== AUFGABE A ==
Ändere in den Datenzeilen weiter unten, zwischen der Zeile mit "mini-calendar-day: 21 bbox=[43, 402, 105, 454]" und der Zeile mit "402, 1101, 467]" einschließlich, jedes "interactable" in "clickable" und gib nur diese Zeilen sonst unverändert wieder.

== TEXTAUSZUG ==
Die Technische Fakultät wurde gegründet, und zwar, in eher landesatypischer Weise, in Rekordzeit. Einige Daten dazu:
  • 1990 wurde eine Gründungskommission eingesetzt; die Ausschreibungen für die ersten Professuren folgten im Dez. 1990.
  • Im März 1991, 4 Monate nach Ausschreibung (!!!), ergingen bereits die ersten Rufe, im September 91 waren die ersten beiden Professoren vor Ort, 3 Wochen später begann der Studiengangs Elektrotechnik! Das ist Deutscher Rekord und ich bin stolz darauf; denn ich war einer der beiden ersten Professoren. Die Basis für den 1. Studiengang waren ca. 20 Seiten Gedrucktes; das behalten wir mal im Gedächtnis, denn das brauchen wir noch mal.
  • Im Februar 1992 zogen alle 12 Fakultätsmitglieder dann ans Ostufer, immer unter der Fiktion, dass wir schon bald in ein neues Gebäude auf dem Campus zurückziehen würden. Im Okt. 92 war dann Beginn des neuen Studiengangs Materialwissenschaft. Weitere Studiengänge kamen dazu; ich will Sie mit einer Aufzählung jetzt aber nicht langweilen.
  • 1996 fand das erste Sommerfest der TF statt, mit feierlicher Übergabe der ersten drei Diplome in Elektrotechnik - nach genau 4,5 Jahren Studiendauer. Veranstaltungen dieser Art haben inzwischen Schule gemacht, was uns sehr freut.
  • 1996 kam dann aber auch ein Minimalstrukturplan, und damit der Beginn der immerwährenden Kürzungen. Die Technische Fakultät war zu diesem Zeitpunkt etwa zu 60 % aufgebaut; zu mehr sollte es dann auch nicht reichen.
  • 1999 begann des internationale Master-Studiengang "Materials Science and Engineering", übrigens komplett in Englisch. Das war der 2. Masterstudiengang der CAU, und der erste materialwissenschaftliche Masterstudiengang in Deutschland. Außerdem wurde in 1999 der klassische Diplomstudiengang Wirtschaftsingenieur Elektrotechnik zusammen mit der WiSo Fakultät begonnen.

== AUFGABE B ==
Nenne bitte alle Studiengänge, die im Textauszug namentlich vorkommen.

== GEGEBENE DATEN ==
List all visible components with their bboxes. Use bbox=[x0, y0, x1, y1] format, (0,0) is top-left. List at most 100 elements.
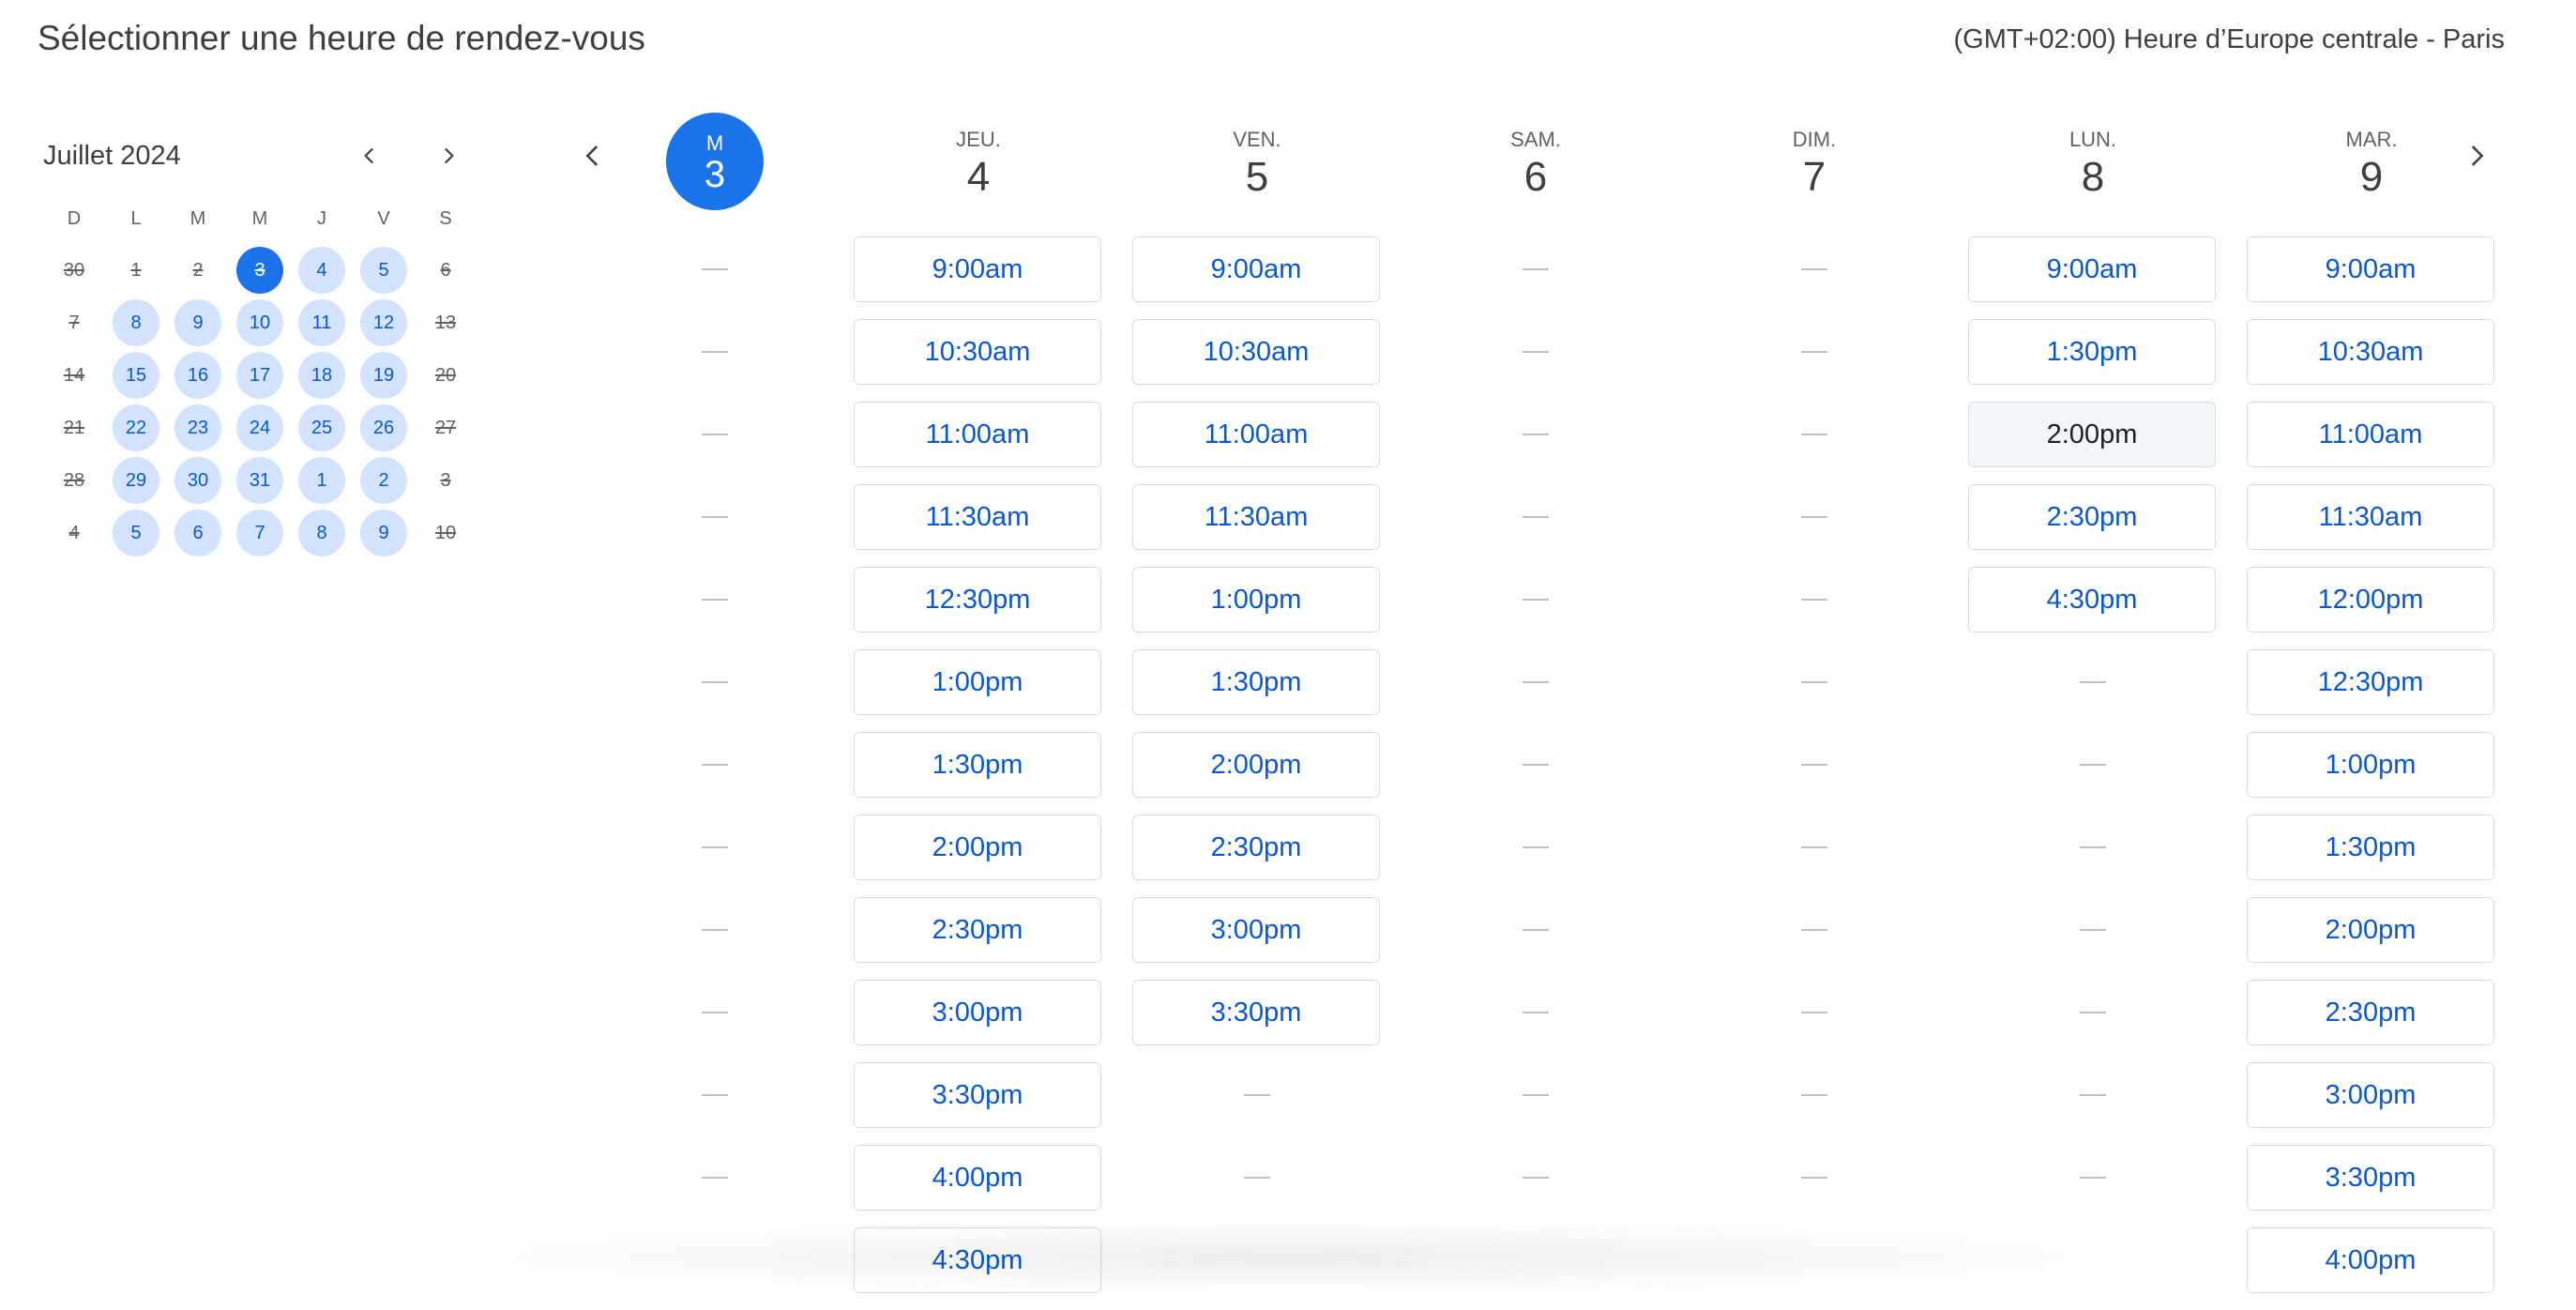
mini-calendar-day: 21 bbox=[43, 402, 105, 454]
time-slot-button[interactable]: 9:00am bbox=[1132, 236, 1380, 302]
time-slot-button[interactable]: 2:30pm bbox=[854, 897, 1101, 963]
time-slot-button[interactable]: 10:30am bbox=[1132, 319, 1380, 385]
time-slot-row: 12:00pm bbox=[2247, 567, 2496, 649]
time-slot-button[interactable]: 2:00pm bbox=[1132, 732, 1380, 798]
time-slot-button[interactable]: 11:00am bbox=[854, 402, 1101, 467]
mini-calendar-day[interactable]: 9 bbox=[167, 297, 229, 349]
time-slot-button[interactable]: 9:00am bbox=[1968, 236, 2216, 302]
mini-calendar-day[interactable]: 6 bbox=[167, 507, 229, 559]
time-slot-button[interactable]: 2:00pm bbox=[854, 815, 1101, 880]
mini-calendar-day[interactable]: 18 bbox=[291, 349, 353, 402]
time-slot-button[interactable]: 1:00pm bbox=[2247, 732, 2494, 798]
time-slot-button[interactable]: 3:30pm bbox=[1132, 980, 1380, 1045]
time-slot-button[interactable]: 1:30pm bbox=[1968, 319, 2216, 385]
day-number: 7 bbox=[236, 510, 283, 556]
mini-calendar-day[interactable]: 8 bbox=[105, 297, 167, 349]
time-slot-button[interactable]: 12:30pm bbox=[2247, 649, 2494, 715]
time-slot-button[interactable]: 4:30pm bbox=[854, 1227, 1101, 1293]
time-slot-button[interactable]: 3:00pm bbox=[1132, 897, 1380, 963]
unavailable-dash bbox=[1968, 846, 2218, 848]
mini-calendar-day: 20 bbox=[415, 349, 477, 402]
time-slot-button[interactable]: 1:00pm bbox=[854, 649, 1101, 715]
mini-calendar-day[interactable]: 2 bbox=[353, 454, 415, 507]
mini-calendar-day-selected[interactable]: 3 bbox=[229, 244, 291, 297]
time-slot-button[interactable]: 1:30pm bbox=[2247, 815, 2494, 880]
time-slot-list bbox=[638, 236, 792, 1227]
time-slot-button[interactable]: 9:00am bbox=[2247, 236, 2494, 302]
time-slot-button[interactable]: 3:30pm bbox=[2247, 1145, 2494, 1211]
mini-calendar-day[interactable]: 30 bbox=[167, 454, 229, 507]
time-slot-row bbox=[1411, 484, 1660, 567]
mini-calendar-day[interactable]: 23 bbox=[167, 402, 229, 454]
time-slot-row: 10:30am bbox=[1132, 319, 1382, 402]
mini-calendar-day: 13 bbox=[415, 297, 477, 349]
time-slot-button[interactable]: 11:30am bbox=[1132, 484, 1380, 550]
mini-calendar-day[interactable]: 26 bbox=[353, 402, 415, 454]
time-slot-button[interactable]: 3:30pm bbox=[854, 1062, 1101, 1128]
timezone-label[interactable]: (GMT+02:00) Heure d’Europe centrale - Pa… bbox=[1953, 24, 2505, 55]
time-slot-button[interactable]: 11:30am bbox=[854, 484, 1101, 550]
mini-calendar-day[interactable]: 8 bbox=[291, 507, 353, 559]
mini-calendar-day[interactable]: 17 bbox=[229, 349, 291, 402]
mini-calendar-day[interactable]: 7 bbox=[229, 507, 291, 559]
mini-calendar-day[interactable]: 10 bbox=[229, 297, 291, 349]
time-slot-button[interactable]: 4:00pm bbox=[2247, 1227, 2494, 1293]
weekday-label: J bbox=[317, 208, 326, 229]
time-slot-button[interactable]: 12:00pm bbox=[2247, 567, 2494, 632]
unavailable-dash bbox=[1690, 764, 1939, 766]
time-slot-row bbox=[1411, 815, 1660, 897]
time-slot-button[interactable]: 1:30pm bbox=[1132, 649, 1380, 715]
mini-calendar-day: 6 bbox=[415, 244, 477, 297]
mini-calendar-day[interactable]: 19 bbox=[353, 349, 415, 402]
mini-calendar-day[interactable]: 9 bbox=[353, 507, 415, 559]
time-slot-row: 11:30am bbox=[2247, 484, 2496, 567]
time-slot-button[interactable]: 9:00am bbox=[854, 236, 1101, 302]
time-slot-button[interactable]: 11:00am bbox=[1132, 402, 1380, 467]
time-slot-list bbox=[1690, 236, 1939, 1227]
time-slot-button[interactable]: 1:00pm bbox=[1132, 567, 1380, 632]
mini-calendar-day[interactable]: 12 bbox=[353, 297, 415, 349]
time-slot-button[interactable]: 11:00am bbox=[2247, 402, 2494, 467]
mini-calendar-day[interactable]: 5 bbox=[353, 244, 415, 297]
day-number: 17 bbox=[236, 352, 283, 399]
time-slot-row bbox=[1690, 897, 1939, 980]
time-slot-button[interactable]: 3:00pm bbox=[2247, 1062, 2494, 1128]
time-slot-button[interactable]: 2:30pm bbox=[2247, 980, 2494, 1045]
week-prev-button[interactable] bbox=[568, 128, 617, 184]
time-slot-button[interactable]: 3:00pm bbox=[854, 980, 1101, 1045]
time-slot-button[interactable]: 2:30pm bbox=[1968, 484, 2216, 550]
time-slot-button[interactable]: 1:30pm bbox=[854, 732, 1101, 798]
time-slot-row bbox=[1690, 1062, 1939, 1145]
mini-calendar-day[interactable]: 16 bbox=[167, 349, 229, 402]
time-slot-row bbox=[638, 567, 792, 649]
time-slot-row bbox=[638, 1145, 792, 1227]
mini-calendar-day[interactable]: 1 bbox=[291, 454, 353, 507]
mini-calendar-day[interactable]: 29 bbox=[105, 454, 167, 507]
day-of-week: JEU. bbox=[956, 128, 1001, 151]
time-slot-button[interactable]: 10:30am bbox=[2247, 319, 2494, 385]
weekday-label: S bbox=[439, 208, 452, 229]
mini-calendar-day[interactable]: 4 bbox=[291, 244, 353, 297]
mini-calendar-day[interactable]: 25 bbox=[291, 402, 353, 454]
time-slot-button[interactable]: 12:30pm bbox=[854, 567, 1101, 632]
time-slot-button[interactable]: 4:00pm bbox=[854, 1145, 1101, 1211]
day-number: 9 bbox=[2359, 154, 2384, 200]
mini-calendar-day[interactable]: 22 bbox=[105, 402, 167, 454]
time-slot-button[interactable]: 10:30am bbox=[854, 319, 1101, 385]
time-slot-button[interactable]: 11:30am bbox=[2247, 484, 2494, 550]
mini-calendar-next-button[interactable] bbox=[424, 131, 473, 180]
time-slot-row: 3:00pm bbox=[854, 980, 1103, 1062]
time-slot-button[interactable]: 2:00pm bbox=[1968, 402, 2216, 467]
mini-calendar-day[interactable]: 15 bbox=[105, 349, 167, 402]
mini-calendar-day[interactable]: 31 bbox=[229, 454, 291, 507]
time-slot-button[interactable]: 4:30pm bbox=[1968, 567, 2216, 632]
mini-calendar: Juillet 2024 DLMMJVS 30 1 2 3 4 5 6 7 8 9 10 11 12 13… bbox=[43, 131, 456, 556]
mini-calendar-prev-button[interactable] bbox=[345, 131, 394, 180]
time-slot-row: 12:30pm bbox=[854, 567, 1103, 649]
mini-calendar-day[interactable]: 11 bbox=[291, 297, 353, 349]
mini-calendar-day[interactable]: 5 bbox=[105, 507, 167, 559]
mini-calendar-day[interactable]: 24 bbox=[229, 402, 291, 454]
day-number: 4 bbox=[68, 522, 80, 543]
time-slot-button[interactable]: 2:30pm bbox=[1132, 815, 1380, 880]
time-slot-button[interactable]: 2:00pm bbox=[2247, 897, 2494, 963]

== LÖSUNG A ==
mini-calendar-day: 21 bbox=[43, 402, 105, 454]
time-slot-button[clickable]: 9:00am bbox=[1132, 236, 1380, 302]
time-slot-button[clickable]: 2:30pm bbox=[854, 897, 1101, 963]
time-slot-button[clickable]: 10:30am bbox=[1132, 319, 1380, 385]
time-slot-row: 12:00pm bbox=[2247, 567, 2496, 649]
time-slot-button[clickable]: 2:00pm bbox=[1132, 732, 1380, 798]
time-slot-button[clickable]: 11:00am bbox=[854, 402, 1101, 467]

== LÖSUNG B ==
- Elektrotechnik
- Materialwissenschaft
- Materials Science and Engineering
- Wirtschaftsingenieur Elektrotechnik